### Exercises
1. List every word problem posed in the worksheet solutions, stating each one in full.
2. Return the portion of the worksheet solutions starting with "A number when multiplied" and going on through "Question 4.".

### Exercise passage
*** Begin section ***

The DAV Maths Book Class 7 Solutions Pdf and **DAV Class 7 Maths Chapter 7 Worksheet 2** Solutions of Linear Equations in One Variable offer comprehensive answers to textbook questions.

## DAV Class 7 Maths Ch 7 WS 2 Solutions

Question 1.

Adding 4 to twice a number yields \(\frac{25}{2}\). Find the number.

Answer:

Let the number be x

∴ its twice = 2x

Now, 2x + 4 = \(\frac{25}{2}\)

2x = \(\frac{25}{2}\) – 4

2x = \(\frac{25-24}{2}\)

2x = \(\frac{1}{6}\)

x = \(\frac{1}{6×2}\)

∴ x = \(\frac{1}{12}\)

Hence, the required number is \(\frac{1}{12}\).

Question 2.

A number when added to its two-thirds is equal to 55. Find the number.

Answer:

Let the number be x

its two-third = \(\frac{2}{3}\)x

x + \(\frac{2}{3}\)x = 55

⇒ \(\frac{3x+2x}{3}\) = 55

⇒ \(\frac{5x}{3}\) = 55

⇒ x = 55 × \(\frac{3}{5}\)

⇒ x = 11 × 3 = 33

x = 33

Hence, the requires number is 33.

Question 3.

A number when multiplied by 4 exceeds itself by 45. Find the number.

Answer:

Let the number be x

4x – x = 45

3x = 45

Hence, the required number is 15.

Question 4.

Find the number which when multiplied by 8 and then reduced by 9 is equal to 47.

Answer:

Let the number be x

8x – 9 =47

8x = 9 + 47

⇒ 8x = 56

x = \(\frac{56}{8}\) = 7

Hence, the required number is 7.

Question 5.

The sum of two numbers is 72. If one of the numbers is 6 more than the other number, find the numbers.

*** End section ***

(Page layout parsing data)
*** Begin section ***

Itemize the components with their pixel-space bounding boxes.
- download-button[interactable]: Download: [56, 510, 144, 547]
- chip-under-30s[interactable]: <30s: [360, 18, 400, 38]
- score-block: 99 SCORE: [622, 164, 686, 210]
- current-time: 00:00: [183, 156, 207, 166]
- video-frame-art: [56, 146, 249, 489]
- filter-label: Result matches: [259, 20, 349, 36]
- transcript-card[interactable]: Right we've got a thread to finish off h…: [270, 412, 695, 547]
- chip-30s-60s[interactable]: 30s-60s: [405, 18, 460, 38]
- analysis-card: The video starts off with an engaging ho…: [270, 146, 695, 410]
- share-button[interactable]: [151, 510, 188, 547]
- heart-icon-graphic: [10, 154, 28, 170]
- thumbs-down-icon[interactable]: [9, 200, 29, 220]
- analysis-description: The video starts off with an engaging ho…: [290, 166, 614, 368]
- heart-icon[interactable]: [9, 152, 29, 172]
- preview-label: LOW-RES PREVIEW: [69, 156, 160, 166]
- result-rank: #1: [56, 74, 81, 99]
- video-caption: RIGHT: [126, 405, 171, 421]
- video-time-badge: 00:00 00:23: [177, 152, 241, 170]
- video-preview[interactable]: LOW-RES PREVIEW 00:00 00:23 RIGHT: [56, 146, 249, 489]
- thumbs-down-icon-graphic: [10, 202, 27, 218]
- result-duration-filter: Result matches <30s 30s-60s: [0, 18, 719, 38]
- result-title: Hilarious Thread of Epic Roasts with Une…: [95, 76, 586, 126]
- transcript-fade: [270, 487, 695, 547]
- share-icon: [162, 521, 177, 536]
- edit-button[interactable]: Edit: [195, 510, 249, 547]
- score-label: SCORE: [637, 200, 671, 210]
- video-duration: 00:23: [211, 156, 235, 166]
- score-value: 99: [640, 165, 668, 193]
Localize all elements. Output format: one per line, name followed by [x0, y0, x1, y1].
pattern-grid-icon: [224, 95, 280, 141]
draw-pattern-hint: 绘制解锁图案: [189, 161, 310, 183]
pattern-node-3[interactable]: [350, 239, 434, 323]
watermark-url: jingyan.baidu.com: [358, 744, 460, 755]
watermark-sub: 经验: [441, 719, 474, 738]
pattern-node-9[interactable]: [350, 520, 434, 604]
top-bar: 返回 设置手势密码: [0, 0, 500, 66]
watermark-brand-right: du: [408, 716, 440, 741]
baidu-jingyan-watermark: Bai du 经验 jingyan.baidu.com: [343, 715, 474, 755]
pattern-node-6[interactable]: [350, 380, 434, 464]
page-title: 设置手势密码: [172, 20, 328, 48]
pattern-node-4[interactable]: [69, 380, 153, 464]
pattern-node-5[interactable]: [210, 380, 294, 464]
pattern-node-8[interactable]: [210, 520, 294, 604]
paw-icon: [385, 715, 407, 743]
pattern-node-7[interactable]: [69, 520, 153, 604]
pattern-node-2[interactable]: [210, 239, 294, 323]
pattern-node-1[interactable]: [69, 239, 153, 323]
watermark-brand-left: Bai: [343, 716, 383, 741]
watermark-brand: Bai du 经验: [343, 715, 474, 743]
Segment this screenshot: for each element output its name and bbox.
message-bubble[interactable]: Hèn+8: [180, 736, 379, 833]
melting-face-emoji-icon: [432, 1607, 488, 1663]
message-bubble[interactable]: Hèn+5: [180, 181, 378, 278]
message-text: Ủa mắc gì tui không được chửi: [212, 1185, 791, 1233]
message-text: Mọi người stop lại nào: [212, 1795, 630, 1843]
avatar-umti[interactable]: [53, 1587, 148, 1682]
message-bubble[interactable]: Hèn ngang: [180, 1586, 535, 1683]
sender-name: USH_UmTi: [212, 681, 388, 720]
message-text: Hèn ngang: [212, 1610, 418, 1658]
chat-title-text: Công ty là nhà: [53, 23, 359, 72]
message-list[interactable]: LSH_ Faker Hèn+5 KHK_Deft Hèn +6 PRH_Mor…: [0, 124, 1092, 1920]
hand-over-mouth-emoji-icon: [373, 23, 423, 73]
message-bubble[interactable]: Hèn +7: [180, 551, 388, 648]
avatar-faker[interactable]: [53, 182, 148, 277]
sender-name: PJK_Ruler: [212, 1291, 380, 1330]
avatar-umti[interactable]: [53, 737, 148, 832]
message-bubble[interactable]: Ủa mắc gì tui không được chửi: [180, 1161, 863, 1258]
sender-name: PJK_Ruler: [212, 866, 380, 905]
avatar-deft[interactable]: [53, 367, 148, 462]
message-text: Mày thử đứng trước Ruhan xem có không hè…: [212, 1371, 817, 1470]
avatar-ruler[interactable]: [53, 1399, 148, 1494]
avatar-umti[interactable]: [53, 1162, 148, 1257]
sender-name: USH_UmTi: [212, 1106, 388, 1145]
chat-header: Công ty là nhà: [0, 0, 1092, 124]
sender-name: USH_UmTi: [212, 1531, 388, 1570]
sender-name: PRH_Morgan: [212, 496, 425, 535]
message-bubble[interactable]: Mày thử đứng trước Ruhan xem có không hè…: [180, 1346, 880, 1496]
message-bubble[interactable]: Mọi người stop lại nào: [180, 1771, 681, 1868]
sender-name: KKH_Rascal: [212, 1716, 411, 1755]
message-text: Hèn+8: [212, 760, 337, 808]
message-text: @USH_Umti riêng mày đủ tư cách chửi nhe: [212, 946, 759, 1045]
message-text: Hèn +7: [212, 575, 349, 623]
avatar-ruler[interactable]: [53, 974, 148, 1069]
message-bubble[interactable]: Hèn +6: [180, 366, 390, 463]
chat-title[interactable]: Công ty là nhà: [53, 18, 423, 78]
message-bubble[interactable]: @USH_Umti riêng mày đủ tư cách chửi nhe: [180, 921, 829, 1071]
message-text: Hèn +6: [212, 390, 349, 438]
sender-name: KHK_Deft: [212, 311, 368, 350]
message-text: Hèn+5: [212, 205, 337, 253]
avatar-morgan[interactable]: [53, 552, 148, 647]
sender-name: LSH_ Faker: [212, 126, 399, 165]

*** End section ***

### Answers
1.
1. Adding 4 to twice a number yields 25/2. Find the number.
2. A number when added to its two-thirds is equal to 55. Find the number.
3. A number when multiplied by 4 exceeds itself by 45. Find the number.
4. Find the number which when multiplied by 8 and then reduced by 9 is equal to 47.
5. The sum of two numbers is 72. If one of the numbers is 6 more than the other number, find the numbers.

2.
A number when multiplied by 4 exceeds itself by 45. Find the number.

Answer:

Let the number be x

4x – x = 45

3x = 45

Hence, the required number is 15.

Question 4.